## [EXERCISE INSTRUCTIONS]
Please state which consolidated alerting solution the alert fatigue passage names as a way to trace an alert's lifecycle.

## [SOURCE PASSAGE]
§

Problems such as latency, raising 5xx HTTP responses (error rate), or, in general, any failures that might exasperate internal and external clients are in this category. We can leverage SLOs to define what is important by ensuring that alerts have the right priorities set according to the severity of the problem. If there are many alerts that seem similar to each other, no one can focus on what’s important. Reference the key principles of actionable alerts, such as routing them to the right people at the right time, providing context, giving clues to start investigating, and solving the issue.

4. Collect data and regularly review alert reports

To identify an alert fatigue problem, don’t wait for employees (or customers) to complain – collect data. Tying everything to a consolidated alerting solution like Opsgenie allows you to trace the alert’s lifecycle as well as evaluate on-call and service performance. These tools provide key metrics such as alerts per priority, daily created alerts, alert sources over a period of time, mean time to acknowledge, mean time to resolve, and more. Over time, this data can be used to assess various indicators of alert fatigue.

§

## [DATA TO EXAMINE]
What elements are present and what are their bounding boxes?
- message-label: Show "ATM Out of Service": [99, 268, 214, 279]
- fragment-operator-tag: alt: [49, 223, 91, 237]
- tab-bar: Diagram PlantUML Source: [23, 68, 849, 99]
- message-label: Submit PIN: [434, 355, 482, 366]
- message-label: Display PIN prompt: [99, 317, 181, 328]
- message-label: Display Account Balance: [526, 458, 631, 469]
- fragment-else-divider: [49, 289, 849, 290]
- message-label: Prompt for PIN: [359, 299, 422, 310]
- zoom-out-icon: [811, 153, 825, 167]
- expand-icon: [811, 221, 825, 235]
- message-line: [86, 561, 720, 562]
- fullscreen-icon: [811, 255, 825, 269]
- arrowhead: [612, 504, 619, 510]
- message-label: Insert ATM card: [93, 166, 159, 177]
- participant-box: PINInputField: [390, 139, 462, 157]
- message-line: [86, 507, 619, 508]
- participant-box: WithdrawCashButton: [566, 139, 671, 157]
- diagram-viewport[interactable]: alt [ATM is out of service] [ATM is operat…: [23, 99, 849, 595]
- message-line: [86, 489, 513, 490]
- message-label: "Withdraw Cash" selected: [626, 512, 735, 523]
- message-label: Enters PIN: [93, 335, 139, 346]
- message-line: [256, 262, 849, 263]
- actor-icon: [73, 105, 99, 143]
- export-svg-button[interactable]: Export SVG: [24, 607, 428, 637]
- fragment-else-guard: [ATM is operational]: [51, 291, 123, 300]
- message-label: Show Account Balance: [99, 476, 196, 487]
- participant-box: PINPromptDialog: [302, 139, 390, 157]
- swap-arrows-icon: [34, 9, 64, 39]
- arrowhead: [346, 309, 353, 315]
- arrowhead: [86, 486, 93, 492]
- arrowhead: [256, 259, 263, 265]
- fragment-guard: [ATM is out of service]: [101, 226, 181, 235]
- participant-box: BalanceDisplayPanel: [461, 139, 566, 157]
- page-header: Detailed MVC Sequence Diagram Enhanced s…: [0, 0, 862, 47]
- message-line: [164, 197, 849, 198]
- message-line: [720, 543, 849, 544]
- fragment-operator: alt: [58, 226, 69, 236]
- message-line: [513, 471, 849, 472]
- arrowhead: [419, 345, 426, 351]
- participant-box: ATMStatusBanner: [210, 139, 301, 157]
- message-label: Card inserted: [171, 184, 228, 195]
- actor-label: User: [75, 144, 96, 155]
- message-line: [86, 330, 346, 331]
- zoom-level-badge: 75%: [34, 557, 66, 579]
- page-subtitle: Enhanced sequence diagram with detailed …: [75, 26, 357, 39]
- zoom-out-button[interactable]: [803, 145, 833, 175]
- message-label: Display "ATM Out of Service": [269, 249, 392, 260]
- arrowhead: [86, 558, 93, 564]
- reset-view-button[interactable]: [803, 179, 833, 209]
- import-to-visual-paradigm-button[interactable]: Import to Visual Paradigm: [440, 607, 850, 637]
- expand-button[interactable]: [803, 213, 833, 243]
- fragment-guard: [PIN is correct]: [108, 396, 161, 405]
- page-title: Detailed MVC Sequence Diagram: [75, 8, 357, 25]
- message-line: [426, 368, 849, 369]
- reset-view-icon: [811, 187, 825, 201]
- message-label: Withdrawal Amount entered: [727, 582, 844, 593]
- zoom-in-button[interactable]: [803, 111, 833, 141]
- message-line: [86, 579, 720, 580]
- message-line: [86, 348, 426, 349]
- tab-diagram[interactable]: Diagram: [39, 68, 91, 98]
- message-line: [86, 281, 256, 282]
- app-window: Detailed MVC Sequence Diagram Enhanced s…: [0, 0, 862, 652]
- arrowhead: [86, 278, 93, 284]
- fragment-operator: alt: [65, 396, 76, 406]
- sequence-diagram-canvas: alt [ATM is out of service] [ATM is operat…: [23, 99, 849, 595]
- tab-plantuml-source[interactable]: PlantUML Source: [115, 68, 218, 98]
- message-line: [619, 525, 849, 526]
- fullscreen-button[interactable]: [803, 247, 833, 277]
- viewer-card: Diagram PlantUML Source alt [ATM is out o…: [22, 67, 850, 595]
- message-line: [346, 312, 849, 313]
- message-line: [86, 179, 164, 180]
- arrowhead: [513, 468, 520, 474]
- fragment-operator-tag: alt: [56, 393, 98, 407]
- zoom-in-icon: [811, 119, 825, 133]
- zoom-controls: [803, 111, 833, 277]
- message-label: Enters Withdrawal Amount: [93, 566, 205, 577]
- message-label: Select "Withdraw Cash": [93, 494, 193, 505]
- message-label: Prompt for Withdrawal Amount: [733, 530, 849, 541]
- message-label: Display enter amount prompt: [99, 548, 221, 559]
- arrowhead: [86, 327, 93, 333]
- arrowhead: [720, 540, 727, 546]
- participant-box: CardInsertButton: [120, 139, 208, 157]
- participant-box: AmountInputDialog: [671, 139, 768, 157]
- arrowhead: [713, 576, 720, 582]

§

## [PROBLEM SOLUTION]
Opsgenie